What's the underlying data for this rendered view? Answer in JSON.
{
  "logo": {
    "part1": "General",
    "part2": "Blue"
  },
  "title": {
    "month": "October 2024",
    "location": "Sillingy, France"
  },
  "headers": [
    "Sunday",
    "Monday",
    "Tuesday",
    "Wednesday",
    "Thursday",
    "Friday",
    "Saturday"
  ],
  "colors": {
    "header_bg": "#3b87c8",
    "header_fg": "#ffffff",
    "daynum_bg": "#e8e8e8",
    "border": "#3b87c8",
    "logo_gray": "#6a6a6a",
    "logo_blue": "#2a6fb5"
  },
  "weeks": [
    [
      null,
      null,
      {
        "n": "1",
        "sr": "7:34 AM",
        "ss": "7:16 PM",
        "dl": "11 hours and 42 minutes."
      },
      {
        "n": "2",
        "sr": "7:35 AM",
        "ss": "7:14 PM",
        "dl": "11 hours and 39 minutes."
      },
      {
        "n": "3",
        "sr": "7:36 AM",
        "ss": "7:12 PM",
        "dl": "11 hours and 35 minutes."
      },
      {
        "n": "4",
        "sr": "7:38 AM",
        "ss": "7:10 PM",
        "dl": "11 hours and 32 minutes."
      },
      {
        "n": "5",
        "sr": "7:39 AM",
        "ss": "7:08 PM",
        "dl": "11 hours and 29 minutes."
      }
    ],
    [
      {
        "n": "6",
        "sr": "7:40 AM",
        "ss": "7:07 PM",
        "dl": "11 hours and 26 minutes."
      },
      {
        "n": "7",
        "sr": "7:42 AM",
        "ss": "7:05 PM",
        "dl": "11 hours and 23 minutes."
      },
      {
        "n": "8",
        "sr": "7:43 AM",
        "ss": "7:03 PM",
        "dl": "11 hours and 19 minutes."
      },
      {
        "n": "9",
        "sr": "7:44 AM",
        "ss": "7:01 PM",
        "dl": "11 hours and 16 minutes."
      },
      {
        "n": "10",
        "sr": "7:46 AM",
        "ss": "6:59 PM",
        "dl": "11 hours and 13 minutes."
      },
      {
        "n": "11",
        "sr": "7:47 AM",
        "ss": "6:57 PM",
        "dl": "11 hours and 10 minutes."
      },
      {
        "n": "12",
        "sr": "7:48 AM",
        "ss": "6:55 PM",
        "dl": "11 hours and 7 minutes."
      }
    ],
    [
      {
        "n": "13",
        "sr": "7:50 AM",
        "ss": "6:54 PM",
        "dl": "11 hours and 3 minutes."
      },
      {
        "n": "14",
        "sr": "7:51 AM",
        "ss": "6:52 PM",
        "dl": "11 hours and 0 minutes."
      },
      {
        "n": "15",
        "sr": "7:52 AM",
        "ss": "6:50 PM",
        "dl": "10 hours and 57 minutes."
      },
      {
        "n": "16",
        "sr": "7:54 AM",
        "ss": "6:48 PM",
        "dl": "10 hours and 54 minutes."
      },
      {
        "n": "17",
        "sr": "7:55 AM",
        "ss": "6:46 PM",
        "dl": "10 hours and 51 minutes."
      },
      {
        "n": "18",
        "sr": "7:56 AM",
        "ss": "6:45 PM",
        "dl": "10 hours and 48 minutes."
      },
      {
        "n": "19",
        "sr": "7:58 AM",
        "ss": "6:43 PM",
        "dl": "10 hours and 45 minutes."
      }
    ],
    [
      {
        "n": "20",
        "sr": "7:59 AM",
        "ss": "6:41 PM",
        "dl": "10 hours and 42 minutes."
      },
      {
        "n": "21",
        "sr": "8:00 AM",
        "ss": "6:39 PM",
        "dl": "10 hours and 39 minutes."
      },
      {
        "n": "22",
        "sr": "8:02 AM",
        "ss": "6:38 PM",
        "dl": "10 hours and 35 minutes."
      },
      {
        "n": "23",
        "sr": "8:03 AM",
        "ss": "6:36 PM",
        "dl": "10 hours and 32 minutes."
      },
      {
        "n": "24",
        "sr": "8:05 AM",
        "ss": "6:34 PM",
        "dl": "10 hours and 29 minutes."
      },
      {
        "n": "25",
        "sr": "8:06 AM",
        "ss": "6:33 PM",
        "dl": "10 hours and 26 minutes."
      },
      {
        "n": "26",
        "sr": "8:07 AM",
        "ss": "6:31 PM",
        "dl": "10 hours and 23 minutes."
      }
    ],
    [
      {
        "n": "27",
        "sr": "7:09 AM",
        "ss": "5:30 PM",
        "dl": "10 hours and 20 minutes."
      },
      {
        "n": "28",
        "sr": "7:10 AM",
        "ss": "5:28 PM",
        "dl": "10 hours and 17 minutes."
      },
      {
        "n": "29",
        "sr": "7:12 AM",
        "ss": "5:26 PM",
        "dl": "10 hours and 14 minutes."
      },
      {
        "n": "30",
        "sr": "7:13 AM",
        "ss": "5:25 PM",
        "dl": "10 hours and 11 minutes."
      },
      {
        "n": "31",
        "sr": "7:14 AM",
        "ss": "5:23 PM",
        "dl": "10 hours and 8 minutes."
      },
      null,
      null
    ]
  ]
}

> **WHAT IS ASKED**: Copy each entry exactly, with nothing added or dropped.

> **TASK OUTPUT**:
What's the underlying data for this rendered view? Answer in JSON.
{
  "logo": {
    "part1": "General",
    "part2": "Blue"
  },
  "title": {
    "month": "October 2024",
    "location": "Sillingy, France"
  },
  "headers": [
    "Sunday",
    "Monday",
    "Tuesday",
    "Wednesday",
    "Thursday",
    "Friday",
    "Saturday"
  ],
  "colors": {
    "header_bg": "#3b87c8",
    "header_fg": "#ffffff",
    "daynum_bg": "#e8e8e8",
    "border": "#3b87c8",
    "logo_gray": "#6a6a6a",
    "logo_blue": "#2a6fb5"
  },
  "weeks": [
    [
      null,
      null,
      {
        "n": "1",
        "sr": "7:34 AM",
        "ss": "7:16 PM",
        "dl": "11 hours and 42 minutes."
      },
      {
        "n": "2",
        "sr": "7:35 AM",
        "ss": "7:14 PM",
        "dl": "11 hours and 39 minutes."
      },
      {
        "n": "3",
        "sr": "7:36 AM",
        "ss": "7:12 PM",
        "dl": "11 hours and 35 minutes."
      },
      {
        "n": "4",
        "sr": "7:38 AM",
        "ss": "7:10 PM",
        "dl": "11 hours and 32 minutes."
      },
      {
        "n": "5",
        "sr": "7:39 AM",
        "ss": "7:08 PM",
        "dl": "11 hours and 29 minutes."
      }
    ],
    [
      {
        "n": "6",
        "sr": "7:40 AM",
        "ss": "7:07 PM",
        "dl": "11 hours and 26 minutes."
      },
      {
        "n": "7",
        "sr": "7:42 AM",
        "ss": "7:05 PM",
        "dl": "11 hours and 23 minutes."
      },
      {
        "n": "8",
        "sr": "7:43 AM",
        "ss": "7:03 PM",
        "dl": "11 hours and 19 minutes."
      },
      {
        "n": "9",
        "sr": "7:44 AM",
        "ss": "7:01 PM",
        "dl": "11 hours and 16 minutes."
      },
      {
        "n": "10",
        "sr": "7:46 AM",
        "ss": "6:59 PM",
        "dl": "11 hours and 13 minutes."
      },
      {
        "n": "11",
        "sr": "7:47 AM",
        "ss": "6:57 PM",
        "dl": "11 hours and 10 minutes."
      },
      {
        "n": "12",
        "sr": "7:48 AM",
        "ss": "6:55 PM",
        "dl": "11 hours and 7 minutes."
      }
    ],
    [
      {
        "n": "13",
        "sr": "7:50 AM",
        "ss": "6:54 PM",
        "dl": "11 hours and 3 minutes."
      },
      {
        "n": "14",
        "sr": "7:51 AM",
        "ss": "6:52 PM",
        "dl": "11 hours and 0 minutes."
      },
      {
        "n": "15",
        "sr": "7:52 AM",
        "ss": "6:50 PM",
        "dl": "10 hours and 57 minutes."
      },
      {
        "n": "16",
        "sr": "7:54 AM",
        "ss": "6:48 PM",
        "dl": "10 hours and 54 minutes."
      },
      {
        "n": "17",
        "sr": "7:55 AM",
        "ss": "6:46 PM",
        "dl": "10 hours and 51 minutes."
      },
      {
        "n": "18",
        "sr": "7:56 AM",
        "ss": "6:45 PM",
        "dl": "10 hours and 48 minutes."
      },
      {
        "n": "19",
        "sr": "7:58 AM",
        "ss": "6:43 PM",
        "dl": "10 hours and 45 minutes."
      }
    ],
    [
      {
        "n": "20",
        "sr": "7:59 AM",
        "ss": "6:41 PM",
        "dl": "10 hours and 42 minutes."
      },
      {
        "n": "21",
        "sr": "8:00 AM",
        "ss": "6:39 PM",
        "dl": "10 hours and 39 minutes."
      },
      {
        "n": "22",
        "sr": "8:02 AM",
        "ss": "6:38 PM",
        "dl": "10 hours and 35 minutes."
      },
      {
        "n": "23",
        "sr": "8:03 AM",
        "ss": "6:36 PM",
        "dl": "10 hours and 32 minutes."
      },
      {
        "n": "24",
        "sr": "8:05 AM",
        "ss": "6:34 PM",
        "dl": "10 hours and 29 minutes."
      },
      {
        "n": "25",
        "sr": "8:06 AM",
        "ss": "6:33 PM",
        "dl": "10 hours and 26 minutes."
      },
      {
        "n": "26",
        "sr": "8:07 AM",
        "ss": "6:31 PM",
        "dl": "10 hours and 23 minutes."
      }
    ],
    [
      {
        "n": "27",
        "sr": "7:09 AM",
        "ss": "5:30 PM",
        "dl": "10 hours and 20 minutes."
      },
      {
        "n": "28",
        "sr": "7:10 AM",
        "ss": "5:28 PM",
        "dl": "10 hours and 17 minutes."
      },
      {
        "n": "29",
        "sr": "7:12 AM",
        "ss": "5:26 PM",
        "dl": "10 hours and 14 minutes."
      },
      {
        "n": "30",
        "sr": "7:13 AM",
        "ss": "5:25 PM",
        "dl": "10 hours and 11 minutes."
      },
      {
        "n": "31",
        "sr": "7:14 AM",
        "ss": "5:23 PM",
        "dl": "10 hours and 8 minutes."
      },
      null,
      null
    ]
  ]
}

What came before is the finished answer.